--- Start Records supplied ---
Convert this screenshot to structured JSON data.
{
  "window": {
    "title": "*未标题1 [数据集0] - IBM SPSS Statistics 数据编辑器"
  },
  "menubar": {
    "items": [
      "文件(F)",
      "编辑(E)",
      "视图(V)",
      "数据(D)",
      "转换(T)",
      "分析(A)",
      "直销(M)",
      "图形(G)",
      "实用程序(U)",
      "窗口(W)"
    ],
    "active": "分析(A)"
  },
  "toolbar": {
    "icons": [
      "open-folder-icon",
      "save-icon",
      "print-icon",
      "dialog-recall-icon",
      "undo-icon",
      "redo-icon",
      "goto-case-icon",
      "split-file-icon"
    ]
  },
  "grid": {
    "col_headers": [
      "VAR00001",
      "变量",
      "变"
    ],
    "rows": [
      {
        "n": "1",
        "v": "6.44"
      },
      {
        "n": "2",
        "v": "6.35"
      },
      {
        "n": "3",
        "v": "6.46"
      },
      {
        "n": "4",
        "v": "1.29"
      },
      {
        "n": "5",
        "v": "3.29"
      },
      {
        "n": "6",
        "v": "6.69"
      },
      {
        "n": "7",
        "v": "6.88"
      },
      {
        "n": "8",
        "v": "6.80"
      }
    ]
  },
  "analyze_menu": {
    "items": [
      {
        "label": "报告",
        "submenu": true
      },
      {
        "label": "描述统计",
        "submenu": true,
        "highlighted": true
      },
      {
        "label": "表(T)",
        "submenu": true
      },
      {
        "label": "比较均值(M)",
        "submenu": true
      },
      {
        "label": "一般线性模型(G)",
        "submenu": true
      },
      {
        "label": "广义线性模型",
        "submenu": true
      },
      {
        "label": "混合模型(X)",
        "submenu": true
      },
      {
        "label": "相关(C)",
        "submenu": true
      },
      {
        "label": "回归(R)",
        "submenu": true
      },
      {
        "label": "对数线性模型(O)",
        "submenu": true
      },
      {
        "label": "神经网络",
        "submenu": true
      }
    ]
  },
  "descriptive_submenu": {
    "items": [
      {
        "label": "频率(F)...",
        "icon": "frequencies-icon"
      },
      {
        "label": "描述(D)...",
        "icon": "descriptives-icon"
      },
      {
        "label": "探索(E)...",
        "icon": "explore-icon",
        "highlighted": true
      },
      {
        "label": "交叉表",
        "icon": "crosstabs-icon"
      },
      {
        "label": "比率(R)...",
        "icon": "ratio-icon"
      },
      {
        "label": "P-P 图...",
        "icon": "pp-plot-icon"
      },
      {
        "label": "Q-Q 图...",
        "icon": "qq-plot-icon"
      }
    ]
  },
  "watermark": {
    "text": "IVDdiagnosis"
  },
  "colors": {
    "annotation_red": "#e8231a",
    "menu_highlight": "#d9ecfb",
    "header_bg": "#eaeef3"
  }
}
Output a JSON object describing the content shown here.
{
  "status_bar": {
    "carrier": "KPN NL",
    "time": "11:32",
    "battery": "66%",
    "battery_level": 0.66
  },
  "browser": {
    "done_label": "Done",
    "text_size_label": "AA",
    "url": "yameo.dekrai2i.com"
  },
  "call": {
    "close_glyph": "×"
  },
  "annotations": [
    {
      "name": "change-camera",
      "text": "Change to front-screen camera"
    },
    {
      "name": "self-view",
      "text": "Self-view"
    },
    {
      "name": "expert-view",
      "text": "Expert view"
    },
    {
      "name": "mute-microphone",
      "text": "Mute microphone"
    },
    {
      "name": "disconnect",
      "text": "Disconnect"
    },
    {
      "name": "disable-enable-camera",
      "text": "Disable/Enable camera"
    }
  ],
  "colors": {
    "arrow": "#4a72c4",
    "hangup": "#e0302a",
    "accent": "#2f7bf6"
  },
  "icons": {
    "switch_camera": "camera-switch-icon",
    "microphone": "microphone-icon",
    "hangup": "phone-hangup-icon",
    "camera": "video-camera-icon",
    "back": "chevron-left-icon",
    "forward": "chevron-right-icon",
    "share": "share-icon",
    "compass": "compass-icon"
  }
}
--- End Records supplied ---
Exercise details:
Reproduce the entire listing word for word.

Result of this exercise:
Convert this screenshot to structured JSON data.
{
  "window": {
    "title": "*未标题1 [数据集0] - IBM SPSS Statistics 数据编辑器"
  },
  "menubar": {
    "items": [
      "文件(F)",
      "编辑(E)",
      "视图(V)",
      "数据(D)",
      "转换(T)",
      "分析(A)",
      "直销(M)",
      "图形(G)",
      "实用程序(U)",
      "窗口(W)"
    ],
    "active": "分析(A)"
  },
  "toolbar": {
    "icons": [
      "open-folder-icon",
      "save-icon",
      "print-icon",
      "dialog-recall-icon",
      "undo-icon",
      "redo-icon",
      "goto-case-icon",
      "split-file-icon"
    ]
  },
  "grid": {
    "col_headers": [
      "VAR00001",
      "变量",
      "变"
    ],
    "rows": [
      {
        "n": "1",
        "v": "6.44"
      },
      {
        "n": "2",
        "v": "6.35"
      },
      {
        "n": "3",
        "v": "6.46"
      },
      {
        "n": "4",
        "v": "1.29"
      },
      {
        "n": "5",
        "v": "3.29"
      },
      {
        "n": "6",
        "v": "6.69"
      },
      {
        "n": "7",
        "v": "6.88"
      },
      {
        "n": "8",
        "v": "6.80"
      }
    ]
  },
  "analyze_menu": {
    "items": [
      {
        "label": "报告",
        "submenu": true
      },
      {
        "label": "描述统计",
        "submenu": true,
        "highlighted": true
      },
      {
        "label": "表(T)",
        "submenu": true
      },
      {
        "label": "比较均值(M)",
        "submenu": true
      },
      {
        "label": "一般线性模型(G)",
        "submenu": true
      },
      {
        "label": "广义线性模型",
        "submenu": true
      },
      {
        "label": "混合模型(X)",
        "submenu": true
      },
      {
        "label": "相关(C)",
        "submenu": true
      },
      {
        "label": "回归(R)",
        "submenu": true
      },
      {
        "label": "对数线性模型(O)",
        "submenu": true
      },
      {
        "label": "神经网络",
        "submenu": true
      }
    ]
  },
  "descriptive_submenu": {
    "items": [
      {
        "label": "频率(F)...",
        "icon": "frequencies-icon"
      },
      {
        "label": "描述(D)...",
        "icon": "descriptives-icon"
      },
      {
        "label": "探索(E)...",
        "icon": "explore-icon",
        "highlighted": true
      },
      {
        "label": "交叉表",
        "icon": "crosstabs-icon"
      },
      {
        "label": "比率(R)...",
        "icon": "ratio-icon"
      },
      {
        "label": "P-P 图...",
        "icon": "pp-plot-icon"
      },
      {
        "label": "Q-Q 图...",
        "icon": "qq-plot-icon"
      }
    ]
  },
  "watermark": {
    "text": "IVDdiagnosis"
  },
  "colors": {
    "annotation_red": "#e8231a",
    "menu_highlight": "#d9ecfb",
    "header_bg": "#eaeef3"
  }
}
Output a JSON object describing the content shown here.
{
  "status_bar": {
    "carrier": "KPN NL",
    "time": "11:32",
    "battery": "66%",
    "battery_level": 0.66
  },
  "browser": {
    "done_label": "Done",
    "text_size_label": "AA",
    "url": "yameo.dekrai2i.com"
  },
  "call": {
    "close_glyph": "×"
  },
  "annotations": [
    {
      "name": "change-camera",
      "text": "Change to front-screen camera"
    },
    {
      "name": "self-view",
      "text": "Self-view"
    },
    {
      "name": "expert-view",
      "text": "Expert view"
    },
    {
      "name": "mute-microphone",
      "text": "Mute microphone"
    },
    {
      "name": "disconnect",
      "text": "Disconnect"
    },
    {
      "name": "disable-enable-camera",
      "text": "Disable/Enable camera"
    }
  ],
  "colors": {
    "arrow": "#4a72c4",
    "hangup": "#e0302a",
    "accent": "#2f7bf6"
  },
  "icons": {
    "switch_camera": "camera-switch-icon",
    "microphone": "microphone-icon",
    "hangup": "phone-hangup-icon",
    "camera": "video-camera-icon",
    "back": "chevron-left-icon",
    "forward": "chevron-right-icon",
    "share": "share-icon",
    "compass": "compass-icon"
  }
}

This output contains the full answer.